▶ [What is needed]: Note how many lines hold "object" and report that number by itself.
>> begin
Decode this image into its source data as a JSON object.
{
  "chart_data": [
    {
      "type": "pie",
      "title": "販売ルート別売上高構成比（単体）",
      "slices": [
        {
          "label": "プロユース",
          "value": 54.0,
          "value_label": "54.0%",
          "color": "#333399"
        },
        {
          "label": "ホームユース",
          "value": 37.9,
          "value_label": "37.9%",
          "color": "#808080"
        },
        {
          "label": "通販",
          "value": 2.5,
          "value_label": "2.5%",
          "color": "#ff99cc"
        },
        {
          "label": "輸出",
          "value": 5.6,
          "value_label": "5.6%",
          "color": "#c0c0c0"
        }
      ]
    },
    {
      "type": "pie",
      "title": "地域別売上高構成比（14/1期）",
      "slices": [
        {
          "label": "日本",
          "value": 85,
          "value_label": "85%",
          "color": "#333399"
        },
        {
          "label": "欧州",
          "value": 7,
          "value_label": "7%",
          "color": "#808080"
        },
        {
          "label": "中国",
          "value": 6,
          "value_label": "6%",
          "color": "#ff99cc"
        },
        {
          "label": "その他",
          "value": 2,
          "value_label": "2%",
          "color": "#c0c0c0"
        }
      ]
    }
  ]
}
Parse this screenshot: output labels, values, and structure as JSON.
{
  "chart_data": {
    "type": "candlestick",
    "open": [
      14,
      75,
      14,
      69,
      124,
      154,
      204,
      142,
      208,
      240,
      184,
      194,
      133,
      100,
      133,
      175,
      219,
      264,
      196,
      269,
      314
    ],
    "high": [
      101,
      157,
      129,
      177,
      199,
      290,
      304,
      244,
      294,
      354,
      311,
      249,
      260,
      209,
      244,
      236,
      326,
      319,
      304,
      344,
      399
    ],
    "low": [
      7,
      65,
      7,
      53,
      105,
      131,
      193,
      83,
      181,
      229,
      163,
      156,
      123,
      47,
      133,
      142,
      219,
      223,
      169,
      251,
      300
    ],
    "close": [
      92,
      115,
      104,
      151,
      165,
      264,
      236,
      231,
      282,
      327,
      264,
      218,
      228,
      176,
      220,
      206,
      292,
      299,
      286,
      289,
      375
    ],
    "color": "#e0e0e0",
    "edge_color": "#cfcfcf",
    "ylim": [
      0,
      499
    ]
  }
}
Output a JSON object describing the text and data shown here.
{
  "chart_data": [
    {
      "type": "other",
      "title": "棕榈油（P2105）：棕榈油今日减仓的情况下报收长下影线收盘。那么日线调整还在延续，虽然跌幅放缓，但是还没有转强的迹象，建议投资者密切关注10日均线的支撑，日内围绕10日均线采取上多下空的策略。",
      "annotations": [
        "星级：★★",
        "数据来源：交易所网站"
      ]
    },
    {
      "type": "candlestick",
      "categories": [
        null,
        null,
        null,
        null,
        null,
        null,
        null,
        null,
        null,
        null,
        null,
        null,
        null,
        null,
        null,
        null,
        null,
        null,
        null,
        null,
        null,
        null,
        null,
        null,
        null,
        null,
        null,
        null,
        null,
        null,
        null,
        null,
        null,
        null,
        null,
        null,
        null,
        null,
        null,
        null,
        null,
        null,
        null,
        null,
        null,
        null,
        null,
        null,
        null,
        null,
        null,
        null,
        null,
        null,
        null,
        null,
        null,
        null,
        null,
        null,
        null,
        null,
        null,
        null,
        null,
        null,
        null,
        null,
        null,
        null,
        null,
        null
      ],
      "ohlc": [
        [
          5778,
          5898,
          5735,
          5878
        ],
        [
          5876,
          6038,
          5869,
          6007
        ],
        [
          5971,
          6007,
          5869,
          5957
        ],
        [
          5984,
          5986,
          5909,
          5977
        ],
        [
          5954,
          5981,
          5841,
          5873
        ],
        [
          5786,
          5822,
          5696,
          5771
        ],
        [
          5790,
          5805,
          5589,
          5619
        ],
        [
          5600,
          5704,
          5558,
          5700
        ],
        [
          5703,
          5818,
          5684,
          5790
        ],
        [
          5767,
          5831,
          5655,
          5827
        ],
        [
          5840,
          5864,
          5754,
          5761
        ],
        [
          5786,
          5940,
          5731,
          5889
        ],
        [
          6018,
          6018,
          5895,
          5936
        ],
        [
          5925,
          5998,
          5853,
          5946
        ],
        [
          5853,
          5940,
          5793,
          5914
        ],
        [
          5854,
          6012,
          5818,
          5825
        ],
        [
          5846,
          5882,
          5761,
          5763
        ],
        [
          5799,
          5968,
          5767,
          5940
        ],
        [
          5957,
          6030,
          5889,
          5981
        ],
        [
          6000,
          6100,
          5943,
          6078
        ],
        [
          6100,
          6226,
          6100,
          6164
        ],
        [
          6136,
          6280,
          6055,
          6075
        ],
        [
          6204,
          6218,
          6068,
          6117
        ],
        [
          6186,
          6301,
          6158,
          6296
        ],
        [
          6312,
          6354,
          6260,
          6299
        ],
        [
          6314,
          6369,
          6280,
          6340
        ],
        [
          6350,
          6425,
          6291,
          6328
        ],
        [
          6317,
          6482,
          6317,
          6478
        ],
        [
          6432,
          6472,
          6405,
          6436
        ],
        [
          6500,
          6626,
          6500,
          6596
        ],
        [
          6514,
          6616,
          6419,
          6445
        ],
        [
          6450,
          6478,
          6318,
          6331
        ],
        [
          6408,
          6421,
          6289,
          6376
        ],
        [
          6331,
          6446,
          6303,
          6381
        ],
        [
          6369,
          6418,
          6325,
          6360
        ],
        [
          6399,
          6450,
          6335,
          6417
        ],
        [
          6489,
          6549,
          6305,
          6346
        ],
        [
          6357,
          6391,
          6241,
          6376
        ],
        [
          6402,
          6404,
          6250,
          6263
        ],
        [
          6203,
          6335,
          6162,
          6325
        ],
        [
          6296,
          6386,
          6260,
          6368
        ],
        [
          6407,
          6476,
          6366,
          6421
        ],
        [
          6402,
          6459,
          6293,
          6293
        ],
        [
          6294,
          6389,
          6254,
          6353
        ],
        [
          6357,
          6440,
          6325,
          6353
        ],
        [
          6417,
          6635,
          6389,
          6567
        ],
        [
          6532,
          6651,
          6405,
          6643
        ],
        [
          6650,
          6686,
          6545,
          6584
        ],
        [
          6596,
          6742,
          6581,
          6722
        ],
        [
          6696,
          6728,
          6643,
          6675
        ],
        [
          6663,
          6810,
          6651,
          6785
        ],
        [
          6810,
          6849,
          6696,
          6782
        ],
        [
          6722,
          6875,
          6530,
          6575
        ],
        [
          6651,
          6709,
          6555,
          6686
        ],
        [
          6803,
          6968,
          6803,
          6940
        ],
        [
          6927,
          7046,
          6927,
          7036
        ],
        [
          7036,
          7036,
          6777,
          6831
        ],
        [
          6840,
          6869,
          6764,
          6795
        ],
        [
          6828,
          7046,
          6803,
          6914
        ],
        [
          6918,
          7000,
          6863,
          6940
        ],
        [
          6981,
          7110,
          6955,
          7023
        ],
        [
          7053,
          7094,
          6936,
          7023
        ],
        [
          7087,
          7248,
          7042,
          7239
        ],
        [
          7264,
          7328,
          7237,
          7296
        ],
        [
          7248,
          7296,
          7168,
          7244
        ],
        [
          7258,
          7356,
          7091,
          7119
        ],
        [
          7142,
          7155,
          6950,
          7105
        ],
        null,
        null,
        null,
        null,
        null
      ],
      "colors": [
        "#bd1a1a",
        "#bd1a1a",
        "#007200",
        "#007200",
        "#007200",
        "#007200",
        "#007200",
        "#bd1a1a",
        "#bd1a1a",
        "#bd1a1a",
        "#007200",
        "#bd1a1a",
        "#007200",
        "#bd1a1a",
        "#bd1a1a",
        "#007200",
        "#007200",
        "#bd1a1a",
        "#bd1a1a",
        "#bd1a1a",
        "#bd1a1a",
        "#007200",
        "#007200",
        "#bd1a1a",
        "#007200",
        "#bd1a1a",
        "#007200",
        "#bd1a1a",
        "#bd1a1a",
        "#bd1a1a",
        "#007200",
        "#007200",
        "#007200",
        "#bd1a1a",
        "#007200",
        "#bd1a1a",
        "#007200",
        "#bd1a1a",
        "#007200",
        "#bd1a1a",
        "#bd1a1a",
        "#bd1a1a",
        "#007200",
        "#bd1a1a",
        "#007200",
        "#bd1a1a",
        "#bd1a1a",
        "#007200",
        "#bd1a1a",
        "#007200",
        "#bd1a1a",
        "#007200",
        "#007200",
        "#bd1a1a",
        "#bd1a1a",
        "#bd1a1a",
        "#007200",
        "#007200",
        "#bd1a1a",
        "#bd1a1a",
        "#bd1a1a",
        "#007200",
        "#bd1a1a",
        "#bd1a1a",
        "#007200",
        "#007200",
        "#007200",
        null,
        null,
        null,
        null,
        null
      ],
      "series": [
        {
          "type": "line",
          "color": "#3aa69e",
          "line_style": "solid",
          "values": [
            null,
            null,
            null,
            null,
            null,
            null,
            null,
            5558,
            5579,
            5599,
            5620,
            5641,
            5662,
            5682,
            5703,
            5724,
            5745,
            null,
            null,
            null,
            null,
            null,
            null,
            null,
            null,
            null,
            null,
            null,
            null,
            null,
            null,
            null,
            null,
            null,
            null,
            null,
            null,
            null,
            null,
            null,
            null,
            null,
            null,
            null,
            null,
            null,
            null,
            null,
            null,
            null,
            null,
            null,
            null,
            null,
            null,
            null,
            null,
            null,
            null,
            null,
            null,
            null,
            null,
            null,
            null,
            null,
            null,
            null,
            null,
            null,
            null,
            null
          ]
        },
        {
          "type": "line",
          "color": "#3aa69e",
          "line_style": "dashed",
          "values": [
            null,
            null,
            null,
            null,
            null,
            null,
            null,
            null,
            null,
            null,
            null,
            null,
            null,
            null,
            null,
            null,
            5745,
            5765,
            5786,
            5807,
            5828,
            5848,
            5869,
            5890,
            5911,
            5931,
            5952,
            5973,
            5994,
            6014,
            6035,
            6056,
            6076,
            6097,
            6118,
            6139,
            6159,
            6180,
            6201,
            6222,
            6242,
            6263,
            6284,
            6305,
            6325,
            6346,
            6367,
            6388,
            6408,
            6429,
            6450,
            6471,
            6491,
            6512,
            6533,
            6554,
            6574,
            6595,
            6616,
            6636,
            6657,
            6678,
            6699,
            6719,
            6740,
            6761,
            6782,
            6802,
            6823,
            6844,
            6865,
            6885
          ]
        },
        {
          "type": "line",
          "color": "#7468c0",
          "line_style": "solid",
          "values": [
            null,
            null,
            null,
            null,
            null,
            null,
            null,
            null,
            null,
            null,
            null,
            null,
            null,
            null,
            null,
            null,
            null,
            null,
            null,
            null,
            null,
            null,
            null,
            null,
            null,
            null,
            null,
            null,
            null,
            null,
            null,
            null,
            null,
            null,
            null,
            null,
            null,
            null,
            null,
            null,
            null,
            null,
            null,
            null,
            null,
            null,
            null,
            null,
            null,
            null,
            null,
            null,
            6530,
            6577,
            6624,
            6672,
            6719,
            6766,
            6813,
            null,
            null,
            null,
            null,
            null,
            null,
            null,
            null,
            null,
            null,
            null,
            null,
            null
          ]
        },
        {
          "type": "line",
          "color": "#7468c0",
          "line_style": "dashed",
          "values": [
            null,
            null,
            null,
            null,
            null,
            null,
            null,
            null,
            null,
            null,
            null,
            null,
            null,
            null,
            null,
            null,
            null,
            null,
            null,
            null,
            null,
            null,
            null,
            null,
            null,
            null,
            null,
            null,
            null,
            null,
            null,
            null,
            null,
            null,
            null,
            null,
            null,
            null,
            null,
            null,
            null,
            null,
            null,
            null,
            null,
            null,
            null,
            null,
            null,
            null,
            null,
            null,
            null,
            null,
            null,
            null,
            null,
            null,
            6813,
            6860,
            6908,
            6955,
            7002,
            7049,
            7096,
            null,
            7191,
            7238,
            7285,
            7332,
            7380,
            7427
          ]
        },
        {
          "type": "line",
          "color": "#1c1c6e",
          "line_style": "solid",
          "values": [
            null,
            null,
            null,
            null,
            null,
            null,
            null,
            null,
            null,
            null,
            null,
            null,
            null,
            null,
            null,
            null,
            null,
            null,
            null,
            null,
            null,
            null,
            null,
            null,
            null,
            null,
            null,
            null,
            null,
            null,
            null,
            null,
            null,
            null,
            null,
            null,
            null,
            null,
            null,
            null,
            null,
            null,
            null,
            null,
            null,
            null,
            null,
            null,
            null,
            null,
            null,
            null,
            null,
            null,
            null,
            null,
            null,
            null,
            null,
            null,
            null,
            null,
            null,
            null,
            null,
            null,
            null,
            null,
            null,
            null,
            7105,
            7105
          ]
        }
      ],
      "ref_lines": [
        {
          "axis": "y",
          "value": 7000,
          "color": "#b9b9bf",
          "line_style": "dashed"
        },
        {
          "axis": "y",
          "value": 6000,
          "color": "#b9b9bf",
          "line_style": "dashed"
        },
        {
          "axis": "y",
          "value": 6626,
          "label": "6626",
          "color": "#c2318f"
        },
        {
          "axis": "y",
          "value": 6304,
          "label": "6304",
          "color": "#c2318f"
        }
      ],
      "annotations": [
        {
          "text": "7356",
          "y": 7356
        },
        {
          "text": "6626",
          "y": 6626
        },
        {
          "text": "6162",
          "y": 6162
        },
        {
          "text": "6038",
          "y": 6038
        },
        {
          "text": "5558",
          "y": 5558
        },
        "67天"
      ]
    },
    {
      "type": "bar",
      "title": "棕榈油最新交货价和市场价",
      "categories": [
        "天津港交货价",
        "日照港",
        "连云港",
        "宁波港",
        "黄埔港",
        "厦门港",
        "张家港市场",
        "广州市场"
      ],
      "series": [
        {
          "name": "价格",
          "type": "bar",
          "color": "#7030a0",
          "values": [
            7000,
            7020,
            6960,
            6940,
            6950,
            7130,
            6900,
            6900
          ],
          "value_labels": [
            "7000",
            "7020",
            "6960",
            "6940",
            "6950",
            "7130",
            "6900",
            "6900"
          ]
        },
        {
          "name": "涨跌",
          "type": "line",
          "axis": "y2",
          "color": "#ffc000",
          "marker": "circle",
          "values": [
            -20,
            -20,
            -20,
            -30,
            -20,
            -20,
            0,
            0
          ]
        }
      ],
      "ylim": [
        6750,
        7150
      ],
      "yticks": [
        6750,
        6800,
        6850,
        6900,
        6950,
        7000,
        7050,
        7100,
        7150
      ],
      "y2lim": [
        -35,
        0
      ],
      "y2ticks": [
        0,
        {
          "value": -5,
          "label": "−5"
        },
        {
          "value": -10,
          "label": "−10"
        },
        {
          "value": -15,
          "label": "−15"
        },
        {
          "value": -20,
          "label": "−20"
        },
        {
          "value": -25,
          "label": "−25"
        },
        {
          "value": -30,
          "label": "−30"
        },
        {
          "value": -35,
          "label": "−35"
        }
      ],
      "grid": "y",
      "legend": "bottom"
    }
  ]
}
>> end
▶ [Solution]: 2